Restate the whole of the material. Keep every word, and drop the pictures.

Extracted data entries:
• • • • • • •
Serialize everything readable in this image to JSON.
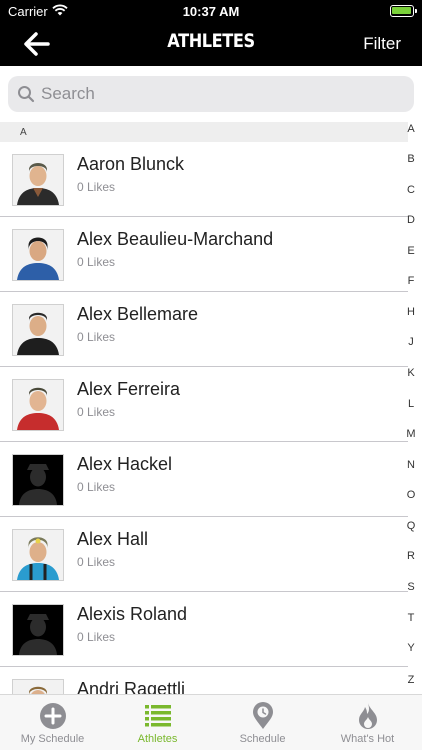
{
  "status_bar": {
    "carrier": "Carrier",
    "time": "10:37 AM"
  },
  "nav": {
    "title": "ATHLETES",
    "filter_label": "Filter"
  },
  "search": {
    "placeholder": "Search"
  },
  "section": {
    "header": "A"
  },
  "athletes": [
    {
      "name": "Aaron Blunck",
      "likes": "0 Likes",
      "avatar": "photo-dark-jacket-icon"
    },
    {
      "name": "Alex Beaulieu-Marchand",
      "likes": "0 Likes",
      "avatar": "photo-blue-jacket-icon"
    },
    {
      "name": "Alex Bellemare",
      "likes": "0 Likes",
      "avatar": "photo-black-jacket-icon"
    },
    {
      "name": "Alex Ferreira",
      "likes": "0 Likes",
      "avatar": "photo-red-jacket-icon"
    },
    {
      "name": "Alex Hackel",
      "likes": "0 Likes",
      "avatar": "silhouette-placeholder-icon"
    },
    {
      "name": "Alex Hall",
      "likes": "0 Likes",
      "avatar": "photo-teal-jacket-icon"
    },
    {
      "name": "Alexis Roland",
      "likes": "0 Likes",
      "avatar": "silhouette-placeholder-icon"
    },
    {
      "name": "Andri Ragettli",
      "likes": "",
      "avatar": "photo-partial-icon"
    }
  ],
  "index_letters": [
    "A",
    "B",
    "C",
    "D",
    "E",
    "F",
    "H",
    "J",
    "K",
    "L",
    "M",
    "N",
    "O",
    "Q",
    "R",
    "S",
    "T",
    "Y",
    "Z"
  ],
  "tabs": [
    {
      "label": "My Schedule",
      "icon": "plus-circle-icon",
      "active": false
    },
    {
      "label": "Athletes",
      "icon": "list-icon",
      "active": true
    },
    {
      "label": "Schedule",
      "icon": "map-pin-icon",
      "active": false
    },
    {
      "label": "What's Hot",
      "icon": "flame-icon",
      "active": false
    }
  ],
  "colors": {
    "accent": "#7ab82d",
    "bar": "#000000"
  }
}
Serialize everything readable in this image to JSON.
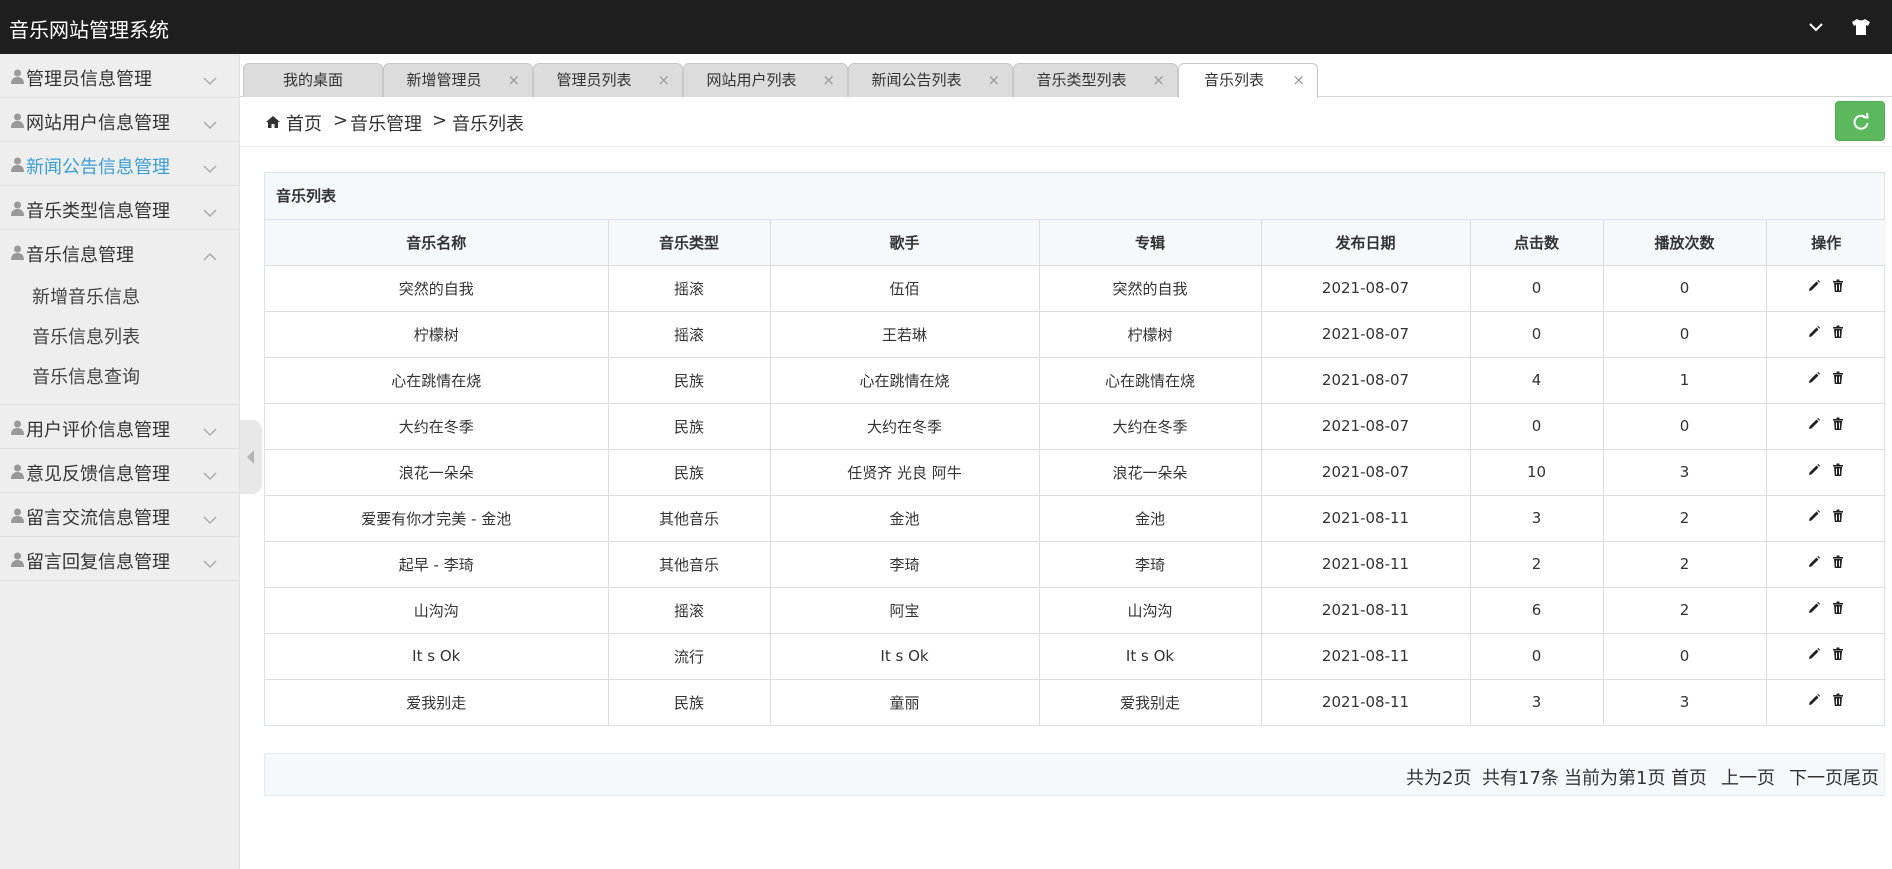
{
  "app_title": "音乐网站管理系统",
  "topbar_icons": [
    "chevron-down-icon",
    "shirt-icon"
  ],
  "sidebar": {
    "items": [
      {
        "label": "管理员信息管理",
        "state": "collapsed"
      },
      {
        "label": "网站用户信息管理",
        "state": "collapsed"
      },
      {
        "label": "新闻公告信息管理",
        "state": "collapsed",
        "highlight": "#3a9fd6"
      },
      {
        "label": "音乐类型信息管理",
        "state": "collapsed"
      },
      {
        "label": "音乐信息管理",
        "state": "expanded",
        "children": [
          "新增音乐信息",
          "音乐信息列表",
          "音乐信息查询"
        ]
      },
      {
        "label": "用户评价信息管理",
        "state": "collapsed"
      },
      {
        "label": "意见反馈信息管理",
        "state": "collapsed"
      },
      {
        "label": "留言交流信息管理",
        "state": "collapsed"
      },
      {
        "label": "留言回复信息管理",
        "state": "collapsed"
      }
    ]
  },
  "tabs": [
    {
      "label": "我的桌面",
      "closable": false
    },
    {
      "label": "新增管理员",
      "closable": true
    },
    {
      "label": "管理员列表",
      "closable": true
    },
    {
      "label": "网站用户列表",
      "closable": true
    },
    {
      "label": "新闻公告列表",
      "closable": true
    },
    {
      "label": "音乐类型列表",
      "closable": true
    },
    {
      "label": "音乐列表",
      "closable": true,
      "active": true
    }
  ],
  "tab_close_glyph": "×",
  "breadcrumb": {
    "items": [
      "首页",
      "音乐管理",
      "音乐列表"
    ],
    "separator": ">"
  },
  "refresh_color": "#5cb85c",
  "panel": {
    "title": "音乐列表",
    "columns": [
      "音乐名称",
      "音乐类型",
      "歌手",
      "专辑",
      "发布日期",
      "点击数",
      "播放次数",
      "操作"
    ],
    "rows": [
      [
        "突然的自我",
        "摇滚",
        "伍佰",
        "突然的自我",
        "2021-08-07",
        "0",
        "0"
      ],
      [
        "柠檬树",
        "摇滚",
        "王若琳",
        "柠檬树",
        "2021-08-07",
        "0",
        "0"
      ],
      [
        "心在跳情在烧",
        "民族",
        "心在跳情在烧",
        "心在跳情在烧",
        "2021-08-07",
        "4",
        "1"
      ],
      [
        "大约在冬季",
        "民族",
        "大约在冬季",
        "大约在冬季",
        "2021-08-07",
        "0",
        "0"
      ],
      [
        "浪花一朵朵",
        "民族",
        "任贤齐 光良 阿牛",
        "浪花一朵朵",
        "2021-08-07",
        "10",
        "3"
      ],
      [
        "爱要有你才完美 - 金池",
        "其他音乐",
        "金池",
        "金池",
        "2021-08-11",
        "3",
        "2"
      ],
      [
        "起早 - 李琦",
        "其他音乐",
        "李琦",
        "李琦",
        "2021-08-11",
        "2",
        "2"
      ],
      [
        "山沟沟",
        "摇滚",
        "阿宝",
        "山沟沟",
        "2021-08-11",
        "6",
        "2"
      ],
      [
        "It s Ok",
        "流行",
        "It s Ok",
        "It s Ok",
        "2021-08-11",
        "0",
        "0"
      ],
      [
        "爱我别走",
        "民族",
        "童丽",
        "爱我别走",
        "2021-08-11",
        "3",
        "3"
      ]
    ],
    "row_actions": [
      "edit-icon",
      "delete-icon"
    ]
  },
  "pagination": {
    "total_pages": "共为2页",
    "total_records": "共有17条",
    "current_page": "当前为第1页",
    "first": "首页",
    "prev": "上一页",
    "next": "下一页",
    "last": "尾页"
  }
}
• • • • • • •
COMPLETE ANSWER:
Serialize everything readable in this image to JSON.
{
  "status_bar": {
    "carrier": "Carrier",
    "time": "10:37 AM"
  },
  "nav": {
    "title": "ATHLETES",
    "filter_label": "Filter"
  },
  "search": {
    "placeholder": "Search"
  },
  "section": {
    "header": "A"
  },
  "athletes": [
    {
      "name": "Aaron Blunck",
      "likes": "0 Likes",
      "avatar": "photo-dark-jacket-icon"
    },
    {
      "name": "Alex Beaulieu-Marchand",
      "likes": "0 Likes",
      "avatar": "photo-blue-jacket-icon"
    },
    {
      "name": "Alex Bellemare",
      "likes": "0 Likes",
      "avatar": "photo-black-jacket-icon"
    },
    {
      "name": "Alex Ferreira",
      "likes": "0 Likes",
      "avatar": "photo-red-jacket-icon"
    },
    {
      "name": "Alex Hackel",
      "likes": "0 Likes",
      "avatar": "silhouette-placeholder-icon"
    },
    {
      "name": "Alex Hall",
      "likes": "0 Likes",
      "avatar": "photo-teal-jacket-icon"
    },
    {
      "name": "Alexis Roland",
      "likes": "0 Likes",
      "avatar": "silhouette-placeholder-icon"
    },
    {
      "name": "Andri Ragettli",
      "likes": "",
      "avatar": "photo-partial-icon"
    }
  ],
  "index_letters": [
    "A",
    "B",
    "C",
    "D",
    "E",
    "F",
    "H",
    "J",
    "K",
    "L",
    "M",
    "N",
    "O",
    "Q",
    "R",
    "S",
    "T",
    "Y",
    "Z"
  ],
  "tabs": [
    {
      "label": "My Schedule",
      "icon": "plus-circle-icon",
      "active": false
    },
    {
      "label": "Athletes",
      "icon": "list-icon",
      "active": true
    },
    {
      "label": "Schedule",
      "icon": "map-pin-icon",
      "active": false
    },
    {
      "label": "What's Hot",
      "icon": "flame-icon",
      "active": false
    }
  ],
  "colors": {
    "accent": "#7ab82d",
    "bar": "#000000"
  }
}
Serialize everything readable in this image to JSON.
{
  "app_title": "音乐网站管理系统",
  "topbar_icons": [
    "chevron-down-icon",
    "shirt-icon"
  ],
  "sidebar": {
    "items": [
      {
        "label": "管理员信息管理",
        "state": "collapsed"
      },
      {
        "label": "网站用户信息管理",
        "state": "collapsed"
      },
      {
        "label": "新闻公告信息管理",
        "state": "collapsed",
        "highlight": "#3a9fd6"
      },
      {
        "label": "音乐类型信息管理",
        "state": "collapsed"
      },
      {
        "label": "音乐信息管理",
        "state": "expanded",
        "children": [
          "新增音乐信息",
          "音乐信息列表",
          "音乐信息查询"
        ]
      },
      {
        "label": "用户评价信息管理",
        "state": "collapsed"
      },
      {
        "label": "意见反馈信息管理",
        "state": "collapsed"
      },
      {
        "label": "留言交流信息管理",
        "state": "collapsed"
      },
      {
        "label": "留言回复信息管理",
        "state": "collapsed"
      }
    ]
  },
  "tabs": [
    {
      "label": "我的桌面",
      "closable": false
    },
    {
      "label": "新增管理员",
      "closable": true
    },
    {
      "label": "管理员列表",
      "closable": true
    },
    {
      "label": "网站用户列表",
      "closable": true
    },
    {
      "label": "新闻公告列表",
      "closable": true
    },
    {
      "label": "音乐类型列表",
      "closable": true
    },
    {
      "label": "音乐列表",
      "closable": true,
      "active": true
    }
  ],
  "tab_close_glyph": "×",
  "breadcrumb": {
    "items": [
      "首页",
      "音乐管理",
      "音乐列表"
    ],
    "separator": ">"
  },
  "refresh_color": "#5cb85c",
  "panel": {
    "title": "音乐列表",
    "columns": [
      "音乐名称",
      "音乐类型",
      "歌手",
      "专辑",
      "发布日期",
      "点击数",
      "播放次数",
      "操作"
    ],
    "rows": [
      [
        "突然的自我",
        "摇滚",
        "伍佰",
        "突然的自我",
        "2021-08-07",
        "0",
        "0"
      ],
      [
        "柠檬树",
        "摇滚",
        "王若琳",
        "柠檬树",
        "2021-08-07",
        "0",
        "0"
      ],
      [
        "心在跳情在烧",
        "民族",
        "心在跳情在烧",
        "心在跳情在烧",
        "2021-08-07",
        "4",
        "1"
      ],
      [
        "大约在冬季",
        "民族",
        "大约在冬季",
        "大约在冬季",
        "2021-08-07",
        "0",
        "0"
      ],
      [
        "浪花一朵朵",
        "民族",
        "任贤齐 光良 阿牛",
        "浪花一朵朵",
        "2021-08-07",
        "10",
        "3"
      ],
      [
        "爱要有你才完美 - 金池",
        "其他音乐",
        "金池",
        "金池",
        "2021-08-11",
        "3",
        "2"
      ],
      [
        "起早 - 李琦",
        "其他音乐",
        "李琦",
        "李琦",
        "2021-08-11",
        "2",
        "2"
      ],
      [
        "山沟沟",
        "摇滚",
        "阿宝",
        "山沟沟",
        "2021-08-11",
        "6",
        "2"
      ],
      [
        "It s Ok",
        "流行",
        "It s Ok",
        "It s Ok",
        "2021-08-11",
        "0",
        "0"
      ],
      [
        "爱我别走",
        "民族",
        "童丽",
        "爱我别走",
        "2021-08-11",
        "3",
        "3"
      ]
    ],
    "row_actions": [
      "edit-icon",
      "delete-icon"
    ]
  },
  "pagination": {
    "total_pages": "共为2页",
    "total_records": "共有17条",
    "current_page": "当前为第1页",
    "first": "首页",
    "prev": "上一页",
    "next": "下一页",
    "last": "尾页"
  }
}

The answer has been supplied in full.